Do not copy the pictures; transcribe all other material exactly.

Stored data entries:

►

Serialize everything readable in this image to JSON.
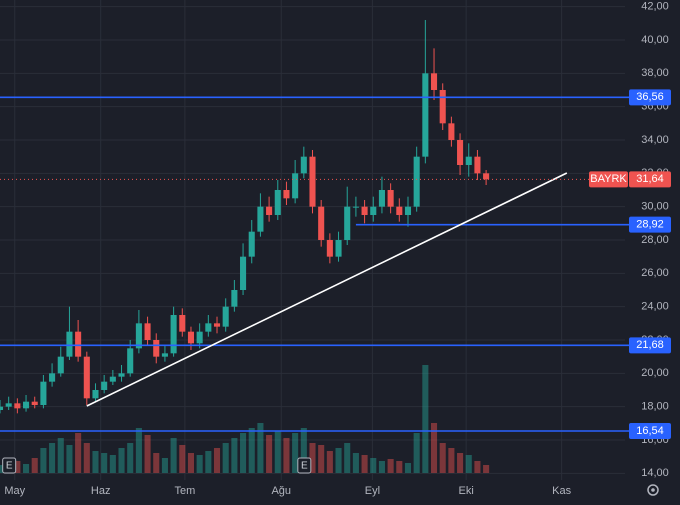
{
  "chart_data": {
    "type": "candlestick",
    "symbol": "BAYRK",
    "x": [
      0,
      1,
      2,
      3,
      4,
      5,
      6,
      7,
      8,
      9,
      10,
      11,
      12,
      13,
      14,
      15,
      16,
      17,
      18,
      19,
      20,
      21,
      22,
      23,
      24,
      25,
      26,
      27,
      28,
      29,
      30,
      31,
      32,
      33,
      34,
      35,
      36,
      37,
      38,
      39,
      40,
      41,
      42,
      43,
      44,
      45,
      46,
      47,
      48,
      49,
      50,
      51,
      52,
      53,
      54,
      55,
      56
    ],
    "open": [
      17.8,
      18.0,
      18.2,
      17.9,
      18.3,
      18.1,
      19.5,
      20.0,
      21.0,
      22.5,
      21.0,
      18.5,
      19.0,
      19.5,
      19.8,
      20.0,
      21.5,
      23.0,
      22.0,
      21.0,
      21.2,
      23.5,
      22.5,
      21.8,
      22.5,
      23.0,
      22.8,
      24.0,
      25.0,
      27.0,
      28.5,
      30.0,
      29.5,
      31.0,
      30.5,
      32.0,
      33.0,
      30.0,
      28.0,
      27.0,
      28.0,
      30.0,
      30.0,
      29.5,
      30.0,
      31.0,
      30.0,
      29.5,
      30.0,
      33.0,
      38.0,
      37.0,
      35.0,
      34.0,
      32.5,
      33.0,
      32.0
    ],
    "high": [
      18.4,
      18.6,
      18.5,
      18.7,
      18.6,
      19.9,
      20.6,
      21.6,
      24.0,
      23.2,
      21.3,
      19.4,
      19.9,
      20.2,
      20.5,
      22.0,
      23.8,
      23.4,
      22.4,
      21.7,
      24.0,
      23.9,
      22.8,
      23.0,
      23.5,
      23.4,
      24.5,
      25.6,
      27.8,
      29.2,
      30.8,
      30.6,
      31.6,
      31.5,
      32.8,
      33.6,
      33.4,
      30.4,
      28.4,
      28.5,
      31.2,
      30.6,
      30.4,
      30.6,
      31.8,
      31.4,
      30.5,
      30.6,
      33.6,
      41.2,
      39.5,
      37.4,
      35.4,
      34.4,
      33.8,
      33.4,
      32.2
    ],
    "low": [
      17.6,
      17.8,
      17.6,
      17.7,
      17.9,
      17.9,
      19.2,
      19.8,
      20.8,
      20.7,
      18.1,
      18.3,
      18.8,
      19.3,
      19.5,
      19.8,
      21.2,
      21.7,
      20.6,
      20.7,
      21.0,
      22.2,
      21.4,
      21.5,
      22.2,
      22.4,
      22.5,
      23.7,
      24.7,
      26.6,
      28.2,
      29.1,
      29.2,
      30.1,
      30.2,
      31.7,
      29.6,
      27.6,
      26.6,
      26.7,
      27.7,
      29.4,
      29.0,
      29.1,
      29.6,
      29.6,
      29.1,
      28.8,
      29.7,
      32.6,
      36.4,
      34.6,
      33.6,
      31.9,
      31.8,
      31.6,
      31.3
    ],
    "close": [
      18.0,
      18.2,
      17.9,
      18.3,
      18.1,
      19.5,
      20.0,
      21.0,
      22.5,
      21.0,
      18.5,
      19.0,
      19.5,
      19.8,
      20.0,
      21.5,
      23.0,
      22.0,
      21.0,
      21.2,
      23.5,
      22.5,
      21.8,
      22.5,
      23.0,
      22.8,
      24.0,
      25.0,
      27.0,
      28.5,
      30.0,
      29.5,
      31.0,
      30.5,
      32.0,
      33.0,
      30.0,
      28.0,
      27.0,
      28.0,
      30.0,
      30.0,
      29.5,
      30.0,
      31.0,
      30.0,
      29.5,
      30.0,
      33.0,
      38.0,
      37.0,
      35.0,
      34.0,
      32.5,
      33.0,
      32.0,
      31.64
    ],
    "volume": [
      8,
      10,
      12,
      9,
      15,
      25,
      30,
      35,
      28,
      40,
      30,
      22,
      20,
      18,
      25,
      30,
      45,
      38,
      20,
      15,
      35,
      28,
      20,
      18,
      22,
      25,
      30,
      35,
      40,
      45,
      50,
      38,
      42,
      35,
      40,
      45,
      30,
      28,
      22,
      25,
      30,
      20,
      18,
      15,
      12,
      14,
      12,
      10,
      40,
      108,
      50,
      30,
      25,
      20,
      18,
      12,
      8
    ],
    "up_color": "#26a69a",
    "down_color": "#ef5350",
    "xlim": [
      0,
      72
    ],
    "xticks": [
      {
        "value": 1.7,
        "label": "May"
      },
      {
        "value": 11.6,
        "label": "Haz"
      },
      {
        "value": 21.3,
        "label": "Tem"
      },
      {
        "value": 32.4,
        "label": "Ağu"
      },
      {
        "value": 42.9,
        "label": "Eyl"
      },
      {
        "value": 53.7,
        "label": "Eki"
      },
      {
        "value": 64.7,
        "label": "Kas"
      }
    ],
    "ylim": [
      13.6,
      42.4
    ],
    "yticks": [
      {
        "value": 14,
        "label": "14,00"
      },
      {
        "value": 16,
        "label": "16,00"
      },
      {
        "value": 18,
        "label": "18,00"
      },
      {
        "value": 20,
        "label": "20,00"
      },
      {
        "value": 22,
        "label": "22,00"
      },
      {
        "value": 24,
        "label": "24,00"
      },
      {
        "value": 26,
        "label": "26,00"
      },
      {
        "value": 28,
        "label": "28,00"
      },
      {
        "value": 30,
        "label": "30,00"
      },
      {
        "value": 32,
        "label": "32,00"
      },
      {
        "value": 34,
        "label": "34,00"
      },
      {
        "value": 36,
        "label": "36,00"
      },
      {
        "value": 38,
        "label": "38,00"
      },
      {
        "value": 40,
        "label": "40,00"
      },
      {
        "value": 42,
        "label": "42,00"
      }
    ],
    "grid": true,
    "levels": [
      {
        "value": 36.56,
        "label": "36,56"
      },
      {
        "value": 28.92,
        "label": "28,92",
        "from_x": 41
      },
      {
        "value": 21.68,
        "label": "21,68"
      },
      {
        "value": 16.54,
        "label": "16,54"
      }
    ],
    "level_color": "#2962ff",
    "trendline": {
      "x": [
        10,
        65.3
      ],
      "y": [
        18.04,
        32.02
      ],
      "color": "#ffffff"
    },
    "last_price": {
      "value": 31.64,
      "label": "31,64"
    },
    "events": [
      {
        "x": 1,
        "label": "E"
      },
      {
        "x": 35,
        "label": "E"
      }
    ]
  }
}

◄

WRITTEN SOLUTION:
Serialize everything readable in this image to JSON.
{
  "chart_data": {
    "type": "candlestick",
    "symbol": "BAYRK",
    "x": [
      0,
      1,
      2,
      3,
      4,
      5,
      6,
      7,
      8,
      9,
      10,
      11,
      12,
      13,
      14,
      15,
      16,
      17,
      18,
      19,
      20,
      21,
      22,
      23,
      24,
      25,
      26,
      27,
      28,
      29,
      30,
      31,
      32,
      33,
      34,
      35,
      36,
      37,
      38,
      39,
      40,
      41,
      42,
      43,
      44,
      45,
      46,
      47,
      48,
      49,
      50,
      51,
      52,
      53,
      54,
      55,
      56
    ],
    "open": [
      17.8,
      18.0,
      18.2,
      17.9,
      18.3,
      18.1,
      19.5,
      20.0,
      21.0,
      22.5,
      21.0,
      18.5,
      19.0,
      19.5,
      19.8,
      20.0,
      21.5,
      23.0,
      22.0,
      21.0,
      21.2,
      23.5,
      22.5,
      21.8,
      22.5,
      23.0,
      22.8,
      24.0,
      25.0,
      27.0,
      28.5,
      30.0,
      29.5,
      31.0,
      30.5,
      32.0,
      33.0,
      30.0,
      28.0,
      27.0,
      28.0,
      30.0,
      30.0,
      29.5,
      30.0,
      31.0,
      30.0,
      29.5,
      30.0,
      33.0,
      38.0,
      37.0,
      35.0,
      34.0,
      32.5,
      33.0,
      32.0
    ],
    "high": [
      18.4,
      18.6,
      18.5,
      18.7,
      18.6,
      19.9,
      20.6,
      21.6,
      24.0,
      23.2,
      21.3,
      19.4,
      19.9,
      20.2,
      20.5,
      22.0,
      23.8,
      23.4,
      22.4,
      21.7,
      24.0,
      23.9,
      22.8,
      23.0,
      23.5,
      23.4,
      24.5,
      25.6,
      27.8,
      29.2,
      30.8,
      30.6,
      31.6,
      31.5,
      32.8,
      33.6,
      33.4,
      30.4,
      28.4,
      28.5,
      31.2,
      30.6,
      30.4,
      30.6,
      31.8,
      31.4,
      30.5,
      30.6,
      33.6,
      41.2,
      39.5,
      37.4,
      35.4,
      34.4,
      33.8,
      33.4,
      32.2
    ],
    "low": [
      17.6,
      17.8,
      17.6,
      17.7,
      17.9,
      17.9,
      19.2,
      19.8,
      20.8,
      20.7,
      18.1,
      18.3,
      18.8,
      19.3,
      19.5,
      19.8,
      21.2,
      21.7,
      20.6,
      20.7,
      21.0,
      22.2,
      21.4,
      21.5,
      22.2,
      22.4,
      22.5,
      23.7,
      24.7,
      26.6,
      28.2,
      29.1,
      29.2,
      30.1,
      30.2,
      31.7,
      29.6,
      27.6,
      26.6,
      26.7,
      27.7,
      29.4,
      29.0,
      29.1,
      29.6,
      29.6,
      29.1,
      28.8,
      29.7,
      32.6,
      36.4,
      34.6,
      33.6,
      31.9,
      31.8,
      31.6,
      31.3
    ],
    "close": [
      18.0,
      18.2,
      17.9,
      18.3,
      18.1,
      19.5,
      20.0,
      21.0,
      22.5,
      21.0,
      18.5,
      19.0,
      19.5,
      19.8,
      20.0,
      21.5,
      23.0,
      22.0,
      21.0,
      21.2,
      23.5,
      22.5,
      21.8,
      22.5,
      23.0,
      22.8,
      24.0,
      25.0,
      27.0,
      28.5,
      30.0,
      29.5,
      31.0,
      30.5,
      32.0,
      33.0,
      30.0,
      28.0,
      27.0,
      28.0,
      30.0,
      30.0,
      29.5,
      30.0,
      31.0,
      30.0,
      29.5,
      30.0,
      33.0,
      38.0,
      37.0,
      35.0,
      34.0,
      32.5,
      33.0,
      32.0,
      31.64
    ],
    "volume": [
      8,
      10,
      12,
      9,
      15,
      25,
      30,
      35,
      28,
      40,
      30,
      22,
      20,
      18,
      25,
      30,
      45,
      38,
      20,
      15,
      35,
      28,
      20,
      18,
      22,
      25,
      30,
      35,
      40,
      45,
      50,
      38,
      42,
      35,
      40,
      45,
      30,
      28,
      22,
      25,
      30,
      20,
      18,
      15,
      12,
      14,
      12,
      10,
      40,
      108,
      50,
      30,
      25,
      20,
      18,
      12,
      8
    ],
    "up_color": "#26a69a",
    "down_color": "#ef5350",
    "xlim": [
      0,
      72
    ],
    "xticks": [
      {
        "value": 1.7,
        "label": "May"
      },
      {
        "value": 11.6,
        "label": "Haz"
      },
      {
        "value": 21.3,
        "label": "Tem"
      },
      {
        "value": 32.4,
        "label": "Ağu"
      },
      {
        "value": 42.9,
        "label": "Eyl"
      },
      {
        "value": 53.7,
        "label": "Eki"
      },
      {
        "value": 64.7,
        "label": "Kas"
      }
    ],
    "ylim": [
      13.6,
      42.4
    ],
    "yticks": [
      {
        "value": 14,
        "label": "14,00"
      },
      {
        "value": 16,
        "label": "16,00"
      },
      {
        "value": 18,
        "label": "18,00"
      },
      {
        "value": 20,
        "label": "20,00"
      },
      {
        "value": 22,
        "label": "22,00"
      },
      {
        "value": 24,
        "label": "24,00"
      },
      {
        "value": 26,
        "label": "26,00"
      },
      {
        "value": 28,
        "label": "28,00"
      },
      {
        "value": 30,
        "label": "30,00"
      },
      {
        "value": 32,
        "label": "32,00"
      },
      {
        "value": 34,
        "label": "34,00"
      },
      {
        "value": 36,
        "label": "36,00"
      },
      {
        "value": 38,
        "label": "38,00"
      },
      {
        "value": 40,
        "label": "40,00"
      },
      {
        "value": 42,
        "label": "42,00"
      }
    ],
    "grid": true,
    "levels": [
      {
        "value": 36.56,
        "label": "36,56"
      },
      {
        "value": 28.92,
        "label": "28,92",
        "from_x": 41
      },
      {
        "value": 21.68,
        "label": "21,68"
      },
      {
        "value": 16.54,
        "label": "16,54"
      }
    ],
    "level_color": "#2962ff",
    "trendline": {
      "x": [
        10,
        65.3
      ],
      "y": [
        18.04,
        32.02
      ],
      "color": "#ffffff"
    },
    "last_price": {
      "value": 31.64,
      "label": "31,64"
    },
    "events": [
      {
        "x": 1,
        "label": "E"
      },
      {
        "x": 35,
        "label": "E"
      }
    ]
  }
}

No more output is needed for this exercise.